## Dataset rows about figures
§ §

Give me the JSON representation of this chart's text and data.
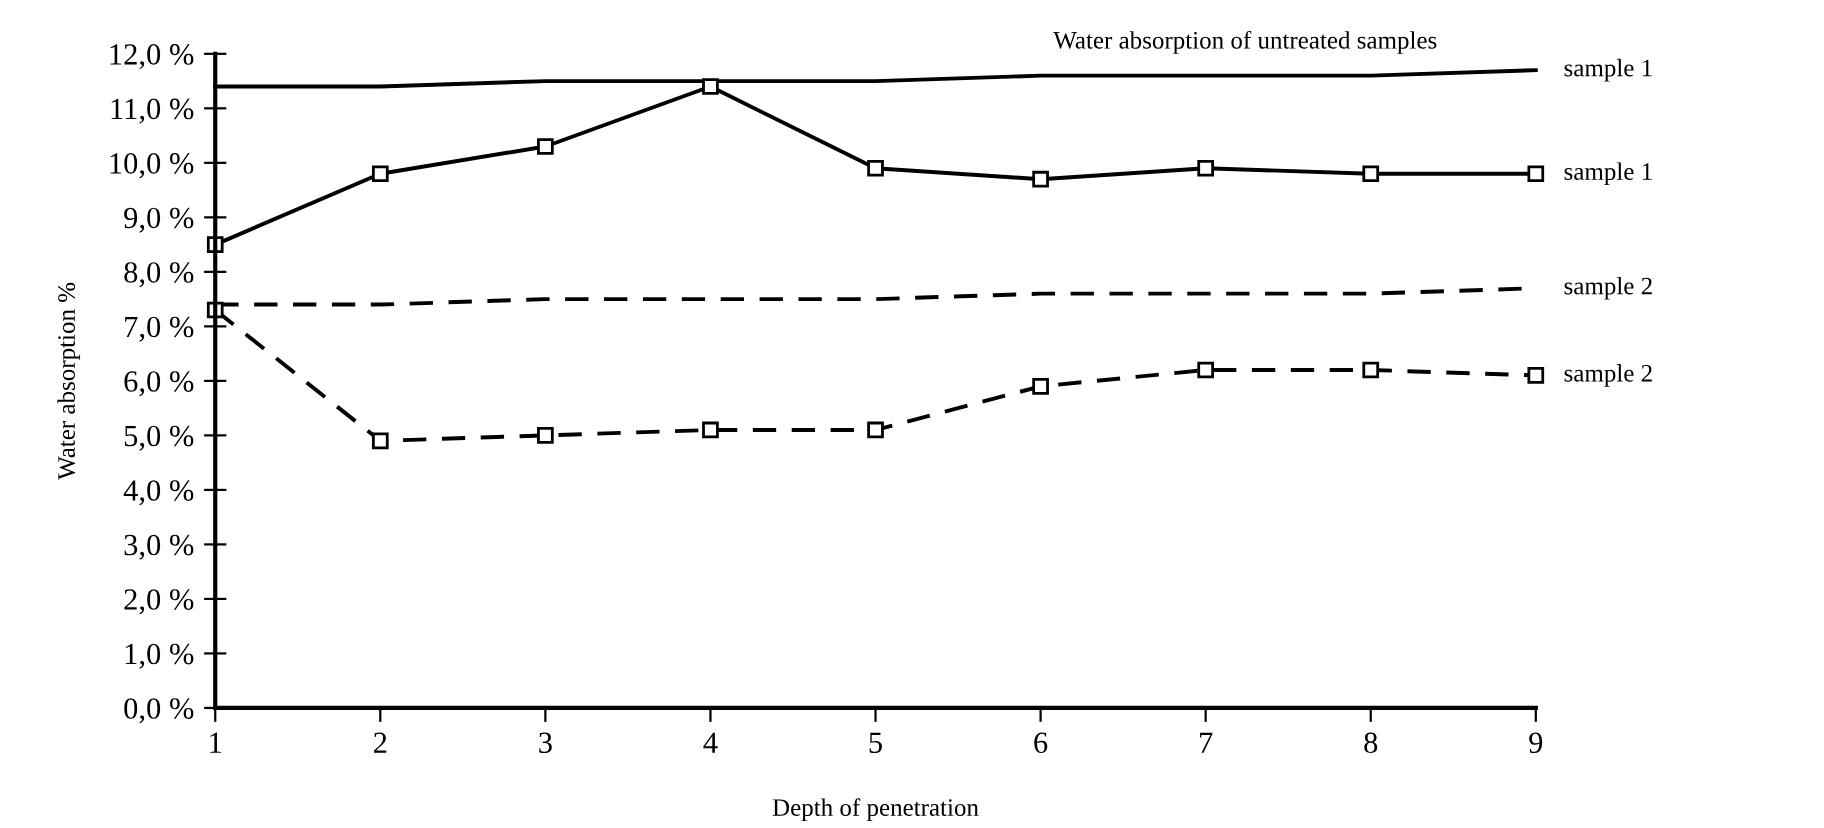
{
  "chart_data": {
    "type": "line",
    "xlabel": "Depth of penetration",
    "ylabel": "Water absorption %",
    "annotations": [
      "Water absorption of untreated samples"
    ],
    "x": [
      1,
      2,
      3,
      4,
      5,
      6,
      7,
      8,
      9
    ],
    "xlim": [
      1,
      9
    ],
    "xticks": [
      1,
      2,
      3,
      4,
      5,
      6,
      7,
      8,
      9
    ],
    "ylim": [
      0,
      12
    ],
    "yticks": [
      {
        "value": 0,
        "label": "0,0 %"
      },
      {
        "value": 1,
        "label": "1,0 %"
      },
      {
        "value": 2,
        "label": "2,0 %"
      },
      {
        "value": 3,
        "label": "3,0 %"
      },
      {
        "value": 4,
        "label": "4,0 %"
      },
      {
        "value": 5,
        "label": "5,0 %"
      },
      {
        "value": 6,
        "label": "6,0 %"
      },
      {
        "value": 7,
        "label": "7,0 %"
      },
      {
        "value": 8,
        "label": "8,0 %"
      },
      {
        "value": 9,
        "label": "9,0 %"
      },
      {
        "value": 10,
        "label": "10,0 %"
      },
      {
        "value": 11,
        "label": "11,0 %"
      },
      {
        "value": 12,
        "label": "12,0 %"
      }
    ],
    "grid": false,
    "legend": false,
    "series": [
      {
        "name": "sample 1",
        "color": "#000000",
        "values": [
          11.4,
          11.4,
          11.5,
          11.5,
          11.5,
          11.6,
          11.6,
          11.6,
          11.7
        ],
        "marker": "none",
        "line_style": "solid"
      },
      {
        "name": "sample 1",
        "color": "#000000",
        "values": [
          8.5,
          9.8,
          10.3,
          11.4,
          9.9,
          9.7,
          9.9,
          9.8,
          9.8
        ],
        "marker": "square",
        "line_style": "solid"
      },
      {
        "name": "sample 2",
        "color": "#000000",
        "values": [
          7.4,
          7.4,
          7.5,
          7.5,
          7.5,
          7.6,
          7.6,
          7.6,
          7.7
        ],
        "marker": "none",
        "line_style": "dashed"
      },
      {
        "name": "sample 2",
        "color": "#000000",
        "values": [
          7.3,
          4.9,
          5.0,
          5.1,
          5.1,
          5.9,
          6.2,
          6.2,
          6.1
        ],
        "marker": "square",
        "line_style": "dashed"
      }
    ]
  }
}
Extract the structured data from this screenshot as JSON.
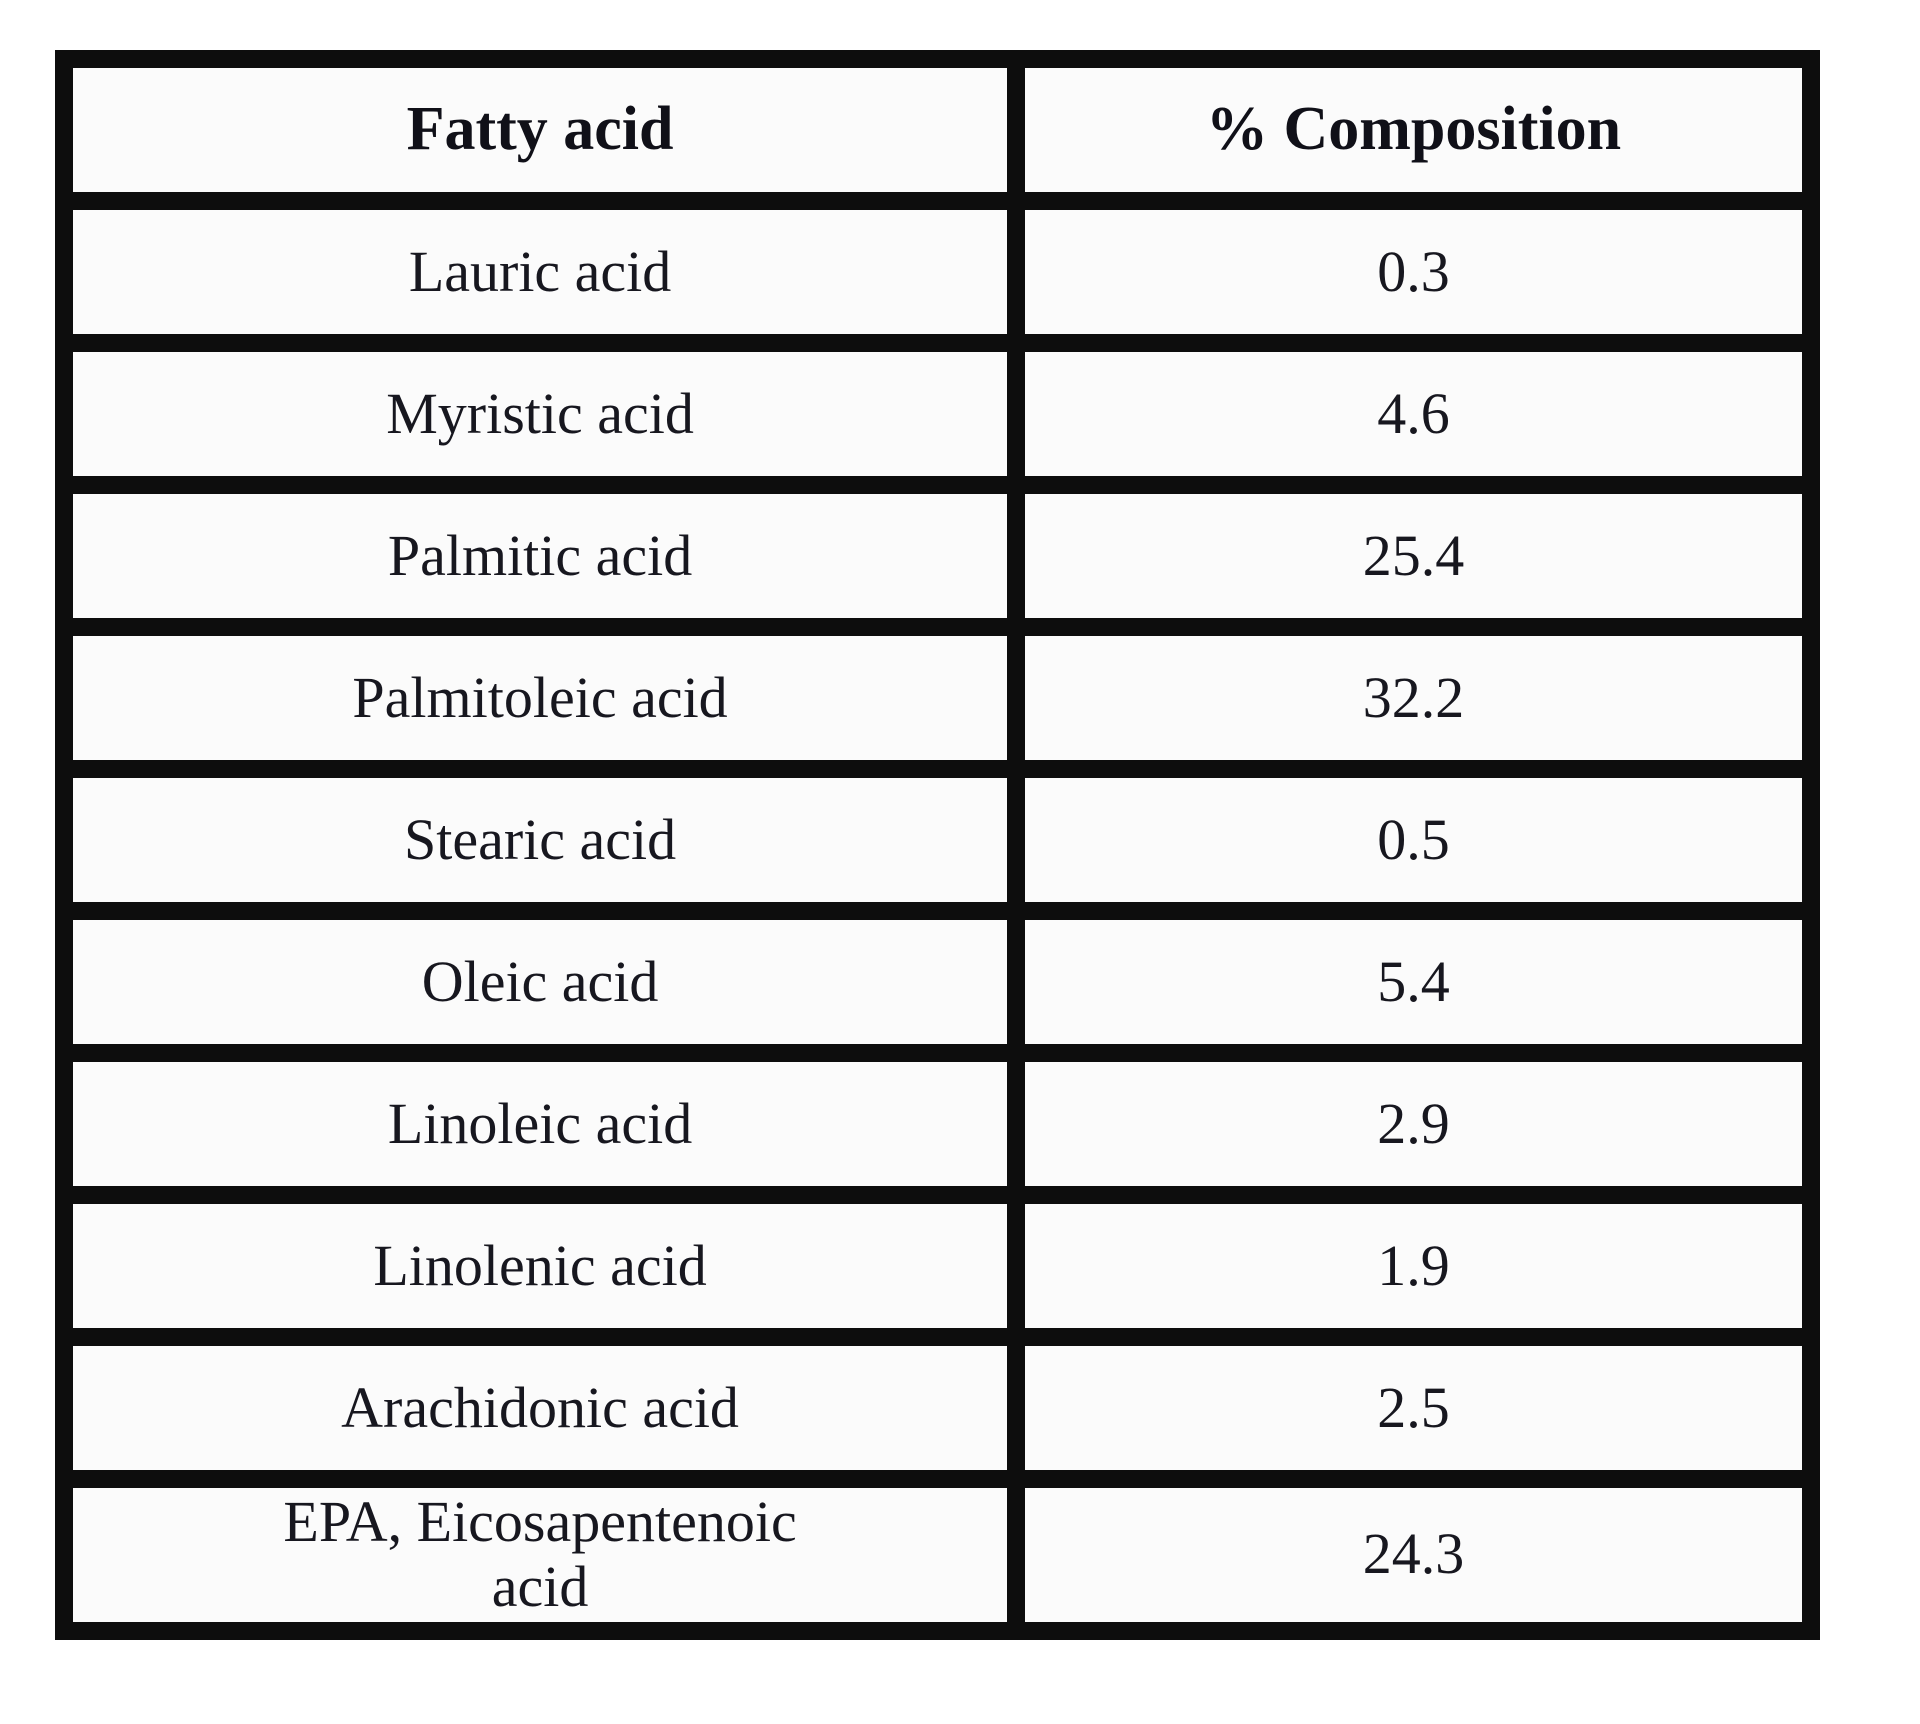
{
  "page": {
    "background": "#ffffff",
    "border_color": "#0d0d0d",
    "cell_background": "#fbfbfb",
    "text_color": "#17171f"
  },
  "table": {
    "headers": [
      "Fatty acid",
      "% Composition"
    ],
    "rows": [
      [
        "Lauric acid",
        "0.3"
      ],
      [
        "Myristic acid",
        "4.6"
      ],
      [
        "Palmitic acid",
        "25.4"
      ],
      [
        "Palmitoleic acid",
        "32.2"
      ],
      [
        "Stearic acid",
        "0.5"
      ],
      [
        "Oleic acid",
        "5.4"
      ],
      [
        "Linoleic acid",
        "2.9"
      ],
      [
        "Linolenic acid",
        "1.9"
      ],
      [
        "Arachidonic acid",
        "2.5"
      ],
      [
        "EPA, Eicosapentenoic acid",
        "24.3"
      ]
    ]
  },
  "chart_data": {
    "type": "table",
    "title": "",
    "columns": [
      "Fatty acid",
      "% Composition"
    ],
    "categories": [
      "Lauric acid",
      "Myristic acid",
      "Palmitic acid",
      "Palmitoleic acid",
      "Stearic acid",
      "Oleic acid",
      "Linoleic acid",
      "Linolenic acid",
      "Arachidonic acid",
      "EPA, Eicosapentenoic acid"
    ],
    "values": [
      0.3,
      4.6,
      25.4,
      32.2,
      0.5,
      5.4,
      2.9,
      1.9,
      2.5,
      24.3
    ],
    "value_unit": "percent",
    "layout": {
      "grid": "full-borders",
      "header_row": true,
      "text_align": "center"
    }
  }
}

§ §

## Request
Would you mind returning each entry above word for word, skipping the images?

## Answer below
Give me the JSON representation of this chart's text and data.
{
  "chart_data": {
    "type": "line",
    "xlabel": "Depth of penetration",
    "ylabel": "Water absorption %",
    "annotations": [
      "Water absorption of untreated samples"
    ],
    "x": [
      1,
      2,
      3,
      4,
      5,
      6,
      7,
      8,
      9
    ],
    "xlim": [
      1,
      9
    ],
    "xticks": [
      1,
      2,
      3,
      4,
      5,
      6,
      7,
      8,
      9
    ],
    "ylim": [
      0,
      12
    ],
    "yticks": [
      {
        "value": 0,
        "label": "0,0 %"
      },
      {
        "value": 1,
        "label": "1,0 %"
      },
      {
        "value": 2,
        "label": "2,0 %"
      },
      {
        "value": 3,
        "label": "3,0 %"
      },
      {
        "value": 4,
        "label": "4,0 %"
      },
      {
        "value": 5,
        "label": "5,0 %"
      },
      {
        "value": 6,
        "label": "6,0 %"
      },
      {
        "value": 7,
        "label": "7,0 %"
      },
      {
        "value": 8,
        "label": "8,0 %"
      },
      {
        "value": 9,
        "label": "9,0 %"
      },
      {
        "value": 10,
        "label": "10,0 %"
      },
      {
        "value": 11,
        "label": "11,0 %"
      },
      {
        "value": 12,
        "label": "12,0 %"
      }
    ],
    "grid": false,
    "legend": false,
    "series": [
      {
        "name": "sample 1",
        "color": "#000000",
        "values": [
          11.4,
          11.4,
          11.5,
          11.5,
          11.5,
          11.6,
          11.6,
          11.6,
          11.7
        ],
        "marker": "none",
        "line_style": "solid"
      },
      {
        "name": "sample 1",
        "color": "#000000",
        "values": [
          8.5,
          9.8,
          10.3,
          11.4,
          9.9,
          9.7,
          9.9,
          9.8,
          9.8
        ],
        "marker": "square",
        "line_style": "solid"
      },
      {
        "name": "sample 2",
        "color": "#000000",
        "values": [
          7.4,
          7.4,
          7.5,
          7.5,
          7.5,
          7.6,
          7.6,
          7.6,
          7.7
        ],
        "marker": "none",
        "line_style": "dashed"
      },
      {
        "name": "sample 2",
        "color": "#000000",
        "values": [
          7.3,
          4.9,
          5.0,
          5.1,
          5.1,
          5.9,
          6.2,
          6.2,
          6.1
        ],
        "marker": "square",
        "line_style": "dashed"
      }
    ]
  }
}
Extract the structured data from this screenshot as JSON.
{
  "page": {
    "background": "#ffffff",
    "border_color": "#0d0d0d",
    "cell_background": "#fbfbfb",
    "text_color": "#17171f"
  },
  "table": {
    "headers": [
      "Fatty acid",
      "% Composition"
    ],
    "rows": [
      [
        "Lauric acid",
        "0.3"
      ],
      [
        "Myristic acid",
        "4.6"
      ],
      [
        "Palmitic acid",
        "25.4"
      ],
      [
        "Palmitoleic acid",
        "32.2"
      ],
      [
        "Stearic acid",
        "0.5"
      ],
      [
        "Oleic acid",
        "5.4"
      ],
      [
        "Linoleic acid",
        "2.9"
      ],
      [
        "Linolenic acid",
        "1.9"
      ],
      [
        "Arachidonic acid",
        "2.5"
      ],
      [
        "EPA, Eicosapentenoic acid",
        "24.3"
      ]
    ]
  },
  "chart_data": {
    "type": "table",
    "title": "",
    "columns": [
      "Fatty acid",
      "% Composition"
    ],
    "categories": [
      "Lauric acid",
      "Myristic acid",
      "Palmitic acid",
      "Palmitoleic acid",
      "Stearic acid",
      "Oleic acid",
      "Linoleic acid",
      "Linolenic acid",
      "Arachidonic acid",
      "EPA, Eicosapentenoic acid"
    ],
    "values": [
      0.3,
      4.6,
      25.4,
      32.2,
      0.5,
      5.4,
      2.9,
      1.9,
      2.5,
      24.3
    ],
    "value_unit": "percent",
    "layout": {
      "grid": "full-borders",
      "header_row": true,
      "text_align": "center"
    }
  }
}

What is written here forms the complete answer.